◆ Task goal ◆
Only the number is wanted: count the lines that contain "Hole".

____ Working data

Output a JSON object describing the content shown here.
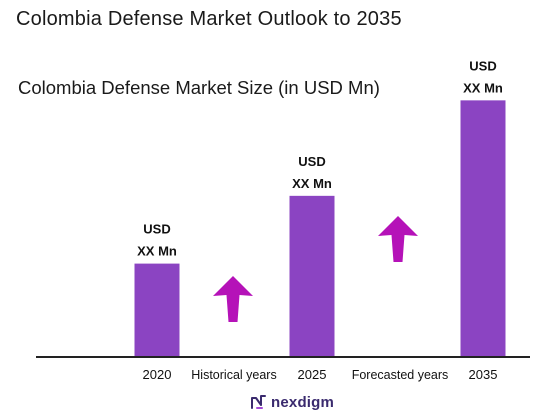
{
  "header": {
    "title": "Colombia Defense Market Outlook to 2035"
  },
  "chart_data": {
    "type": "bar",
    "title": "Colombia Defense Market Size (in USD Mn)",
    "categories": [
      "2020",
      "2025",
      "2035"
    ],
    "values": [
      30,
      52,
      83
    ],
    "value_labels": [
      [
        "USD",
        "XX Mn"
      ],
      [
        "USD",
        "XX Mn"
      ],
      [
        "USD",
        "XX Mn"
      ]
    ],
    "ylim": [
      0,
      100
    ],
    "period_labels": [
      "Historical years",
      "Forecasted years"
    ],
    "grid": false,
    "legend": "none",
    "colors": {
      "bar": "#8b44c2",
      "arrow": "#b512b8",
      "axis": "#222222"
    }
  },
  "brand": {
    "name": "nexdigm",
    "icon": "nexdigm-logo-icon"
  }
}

________
____ Working data

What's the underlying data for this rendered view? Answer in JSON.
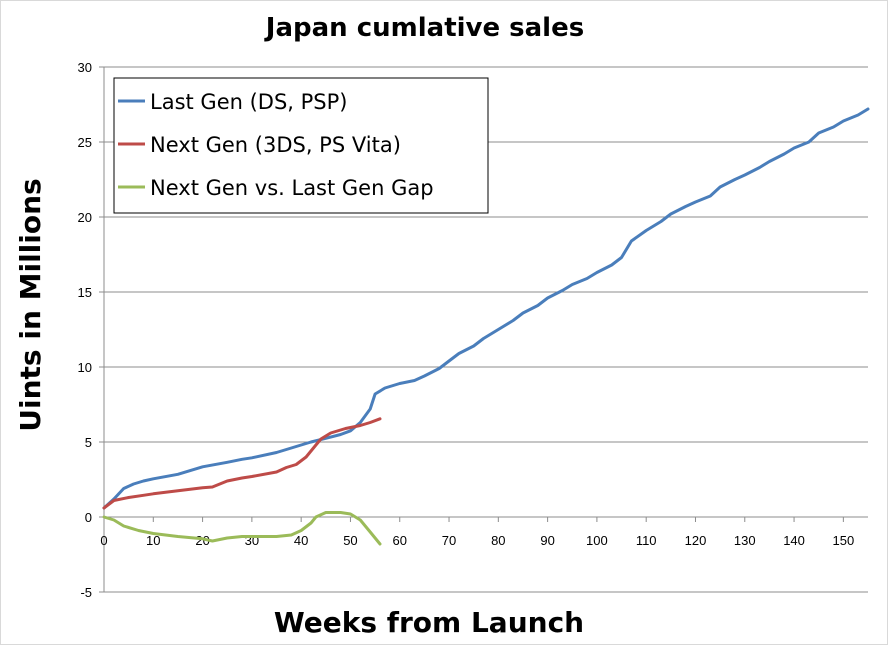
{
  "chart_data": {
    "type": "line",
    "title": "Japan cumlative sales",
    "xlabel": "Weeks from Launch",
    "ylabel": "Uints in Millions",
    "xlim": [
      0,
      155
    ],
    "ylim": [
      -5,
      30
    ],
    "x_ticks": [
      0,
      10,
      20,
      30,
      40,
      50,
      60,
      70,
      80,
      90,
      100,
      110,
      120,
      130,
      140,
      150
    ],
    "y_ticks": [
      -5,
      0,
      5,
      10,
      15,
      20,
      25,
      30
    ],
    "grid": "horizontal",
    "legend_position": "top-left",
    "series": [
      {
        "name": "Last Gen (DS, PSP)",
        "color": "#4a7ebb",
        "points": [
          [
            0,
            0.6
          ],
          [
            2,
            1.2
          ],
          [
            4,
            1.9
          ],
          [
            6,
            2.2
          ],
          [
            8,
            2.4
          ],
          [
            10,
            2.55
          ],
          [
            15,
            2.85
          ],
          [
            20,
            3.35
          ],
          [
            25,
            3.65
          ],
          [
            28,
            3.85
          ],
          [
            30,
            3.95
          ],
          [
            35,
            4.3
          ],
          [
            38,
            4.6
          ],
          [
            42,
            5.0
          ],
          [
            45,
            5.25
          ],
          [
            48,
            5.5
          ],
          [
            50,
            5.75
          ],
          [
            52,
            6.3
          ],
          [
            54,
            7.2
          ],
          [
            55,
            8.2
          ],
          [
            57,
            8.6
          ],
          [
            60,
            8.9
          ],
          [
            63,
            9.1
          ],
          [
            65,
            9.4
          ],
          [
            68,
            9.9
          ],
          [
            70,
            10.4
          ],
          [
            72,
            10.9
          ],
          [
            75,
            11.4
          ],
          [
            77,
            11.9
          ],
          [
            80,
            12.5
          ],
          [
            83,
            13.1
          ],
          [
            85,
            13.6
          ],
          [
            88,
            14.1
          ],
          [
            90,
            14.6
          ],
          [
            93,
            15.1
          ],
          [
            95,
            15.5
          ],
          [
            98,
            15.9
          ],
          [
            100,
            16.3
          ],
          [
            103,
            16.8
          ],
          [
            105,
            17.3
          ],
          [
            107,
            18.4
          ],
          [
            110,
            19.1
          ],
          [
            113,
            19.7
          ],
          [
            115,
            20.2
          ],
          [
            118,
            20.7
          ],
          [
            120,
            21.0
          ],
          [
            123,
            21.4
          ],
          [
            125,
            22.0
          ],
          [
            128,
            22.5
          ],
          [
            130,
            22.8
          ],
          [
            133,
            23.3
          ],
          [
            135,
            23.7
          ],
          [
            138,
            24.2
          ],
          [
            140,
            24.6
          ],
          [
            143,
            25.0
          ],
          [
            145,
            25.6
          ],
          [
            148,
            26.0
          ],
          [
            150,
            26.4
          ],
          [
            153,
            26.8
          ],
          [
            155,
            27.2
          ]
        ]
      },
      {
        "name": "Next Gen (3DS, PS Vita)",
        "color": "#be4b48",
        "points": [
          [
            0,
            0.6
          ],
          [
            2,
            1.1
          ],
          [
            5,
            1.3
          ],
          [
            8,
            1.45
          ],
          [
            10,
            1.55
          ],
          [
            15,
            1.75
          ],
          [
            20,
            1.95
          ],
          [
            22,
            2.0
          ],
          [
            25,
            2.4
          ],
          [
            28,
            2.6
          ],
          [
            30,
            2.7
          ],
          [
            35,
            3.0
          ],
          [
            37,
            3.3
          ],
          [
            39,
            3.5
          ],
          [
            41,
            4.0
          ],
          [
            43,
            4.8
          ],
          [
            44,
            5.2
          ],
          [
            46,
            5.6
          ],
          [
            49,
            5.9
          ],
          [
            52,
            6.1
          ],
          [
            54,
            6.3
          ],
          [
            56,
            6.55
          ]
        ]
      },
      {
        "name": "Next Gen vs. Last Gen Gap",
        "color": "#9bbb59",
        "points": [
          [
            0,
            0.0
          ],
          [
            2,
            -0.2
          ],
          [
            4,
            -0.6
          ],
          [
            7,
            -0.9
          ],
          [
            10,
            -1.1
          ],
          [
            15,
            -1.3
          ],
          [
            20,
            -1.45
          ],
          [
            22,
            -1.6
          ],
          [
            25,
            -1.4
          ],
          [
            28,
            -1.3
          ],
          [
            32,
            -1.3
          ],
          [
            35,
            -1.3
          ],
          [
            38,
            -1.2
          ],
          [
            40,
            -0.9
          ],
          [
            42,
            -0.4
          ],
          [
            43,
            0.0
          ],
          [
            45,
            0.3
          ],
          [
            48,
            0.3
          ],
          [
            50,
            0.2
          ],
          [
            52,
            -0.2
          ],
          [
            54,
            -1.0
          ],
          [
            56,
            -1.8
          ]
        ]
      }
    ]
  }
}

________
____ Working data

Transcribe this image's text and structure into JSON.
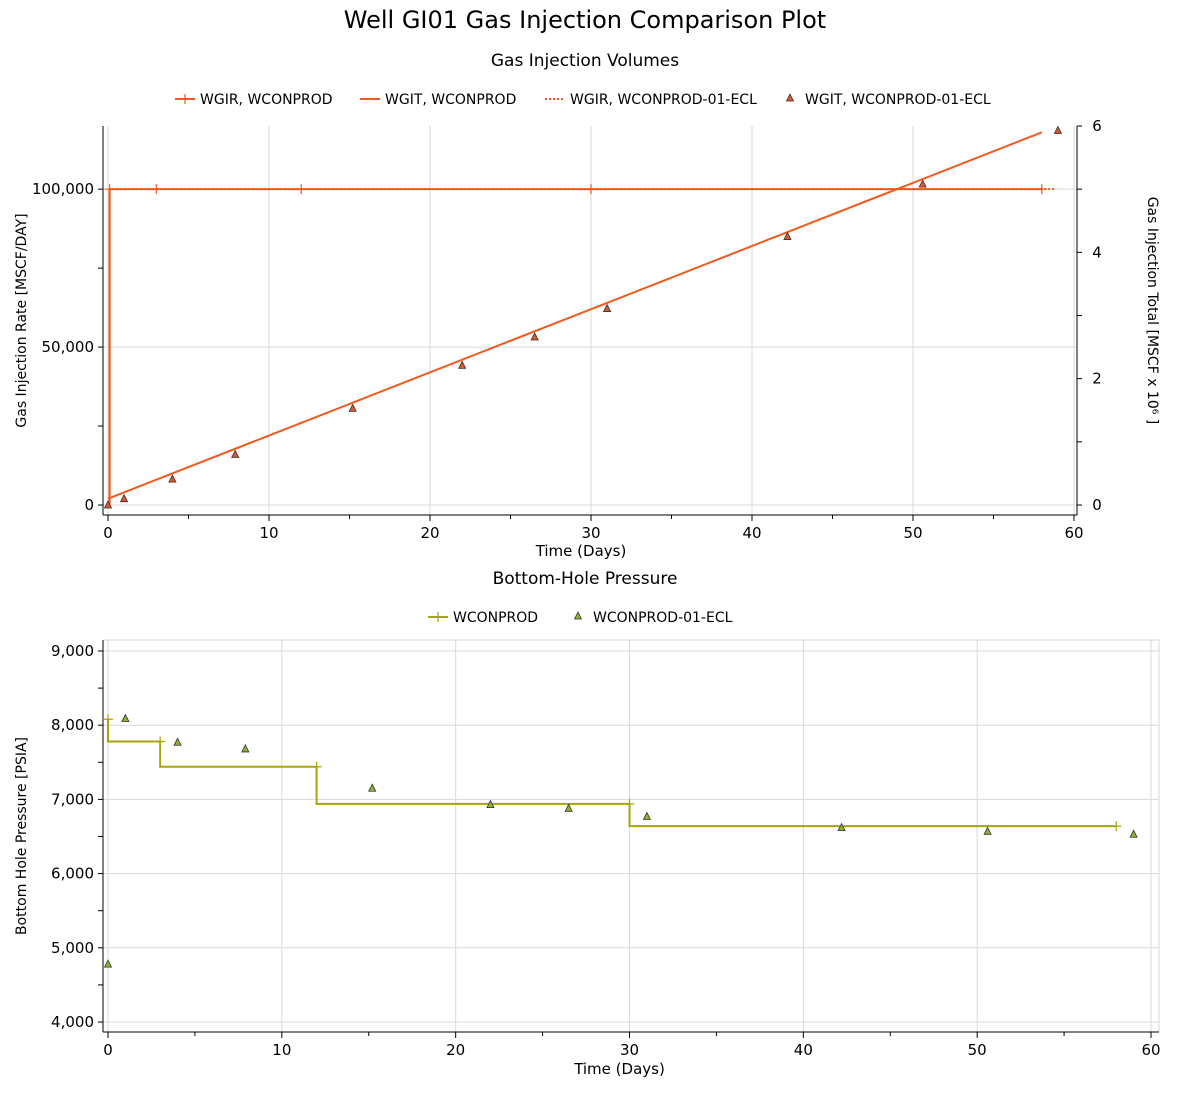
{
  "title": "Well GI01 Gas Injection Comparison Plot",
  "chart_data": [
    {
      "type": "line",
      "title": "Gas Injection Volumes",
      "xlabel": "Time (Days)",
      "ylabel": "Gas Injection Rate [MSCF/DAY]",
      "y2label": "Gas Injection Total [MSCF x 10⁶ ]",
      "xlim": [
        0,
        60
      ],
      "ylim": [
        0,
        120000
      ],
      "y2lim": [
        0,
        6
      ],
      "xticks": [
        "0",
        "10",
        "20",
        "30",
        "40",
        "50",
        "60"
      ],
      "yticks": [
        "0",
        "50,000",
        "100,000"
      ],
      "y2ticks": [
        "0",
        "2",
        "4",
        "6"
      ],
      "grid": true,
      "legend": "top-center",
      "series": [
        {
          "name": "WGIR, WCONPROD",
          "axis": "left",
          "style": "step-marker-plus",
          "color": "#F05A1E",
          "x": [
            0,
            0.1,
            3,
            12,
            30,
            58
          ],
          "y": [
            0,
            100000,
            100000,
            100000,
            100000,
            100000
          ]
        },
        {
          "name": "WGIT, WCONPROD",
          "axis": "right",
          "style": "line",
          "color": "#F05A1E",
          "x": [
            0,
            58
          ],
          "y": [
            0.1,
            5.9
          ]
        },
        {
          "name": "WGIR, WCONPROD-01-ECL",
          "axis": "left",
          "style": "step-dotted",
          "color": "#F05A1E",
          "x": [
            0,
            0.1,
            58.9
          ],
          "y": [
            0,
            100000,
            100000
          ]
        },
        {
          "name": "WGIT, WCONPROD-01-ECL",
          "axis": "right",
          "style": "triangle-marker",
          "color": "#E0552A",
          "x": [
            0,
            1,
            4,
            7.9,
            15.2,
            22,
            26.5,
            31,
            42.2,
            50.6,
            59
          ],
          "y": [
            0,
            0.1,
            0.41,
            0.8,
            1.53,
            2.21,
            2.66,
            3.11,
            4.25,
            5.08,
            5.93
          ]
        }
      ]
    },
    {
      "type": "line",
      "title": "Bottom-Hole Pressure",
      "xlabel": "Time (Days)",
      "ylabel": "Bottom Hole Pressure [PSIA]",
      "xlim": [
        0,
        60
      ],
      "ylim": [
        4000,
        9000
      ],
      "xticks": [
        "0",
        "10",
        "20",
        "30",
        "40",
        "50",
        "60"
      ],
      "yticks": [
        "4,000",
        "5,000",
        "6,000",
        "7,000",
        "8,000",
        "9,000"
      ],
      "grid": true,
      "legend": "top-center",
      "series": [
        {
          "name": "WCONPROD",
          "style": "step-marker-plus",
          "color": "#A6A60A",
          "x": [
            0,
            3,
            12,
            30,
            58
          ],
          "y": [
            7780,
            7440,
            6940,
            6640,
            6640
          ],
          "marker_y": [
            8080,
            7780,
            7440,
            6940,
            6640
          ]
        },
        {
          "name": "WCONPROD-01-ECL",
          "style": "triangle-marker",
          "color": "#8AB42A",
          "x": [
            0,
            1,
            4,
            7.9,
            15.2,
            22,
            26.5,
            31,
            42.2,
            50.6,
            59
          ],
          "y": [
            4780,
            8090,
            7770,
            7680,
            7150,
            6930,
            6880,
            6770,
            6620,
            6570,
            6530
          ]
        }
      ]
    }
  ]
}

________

◆ Reply to the exercise ◆
2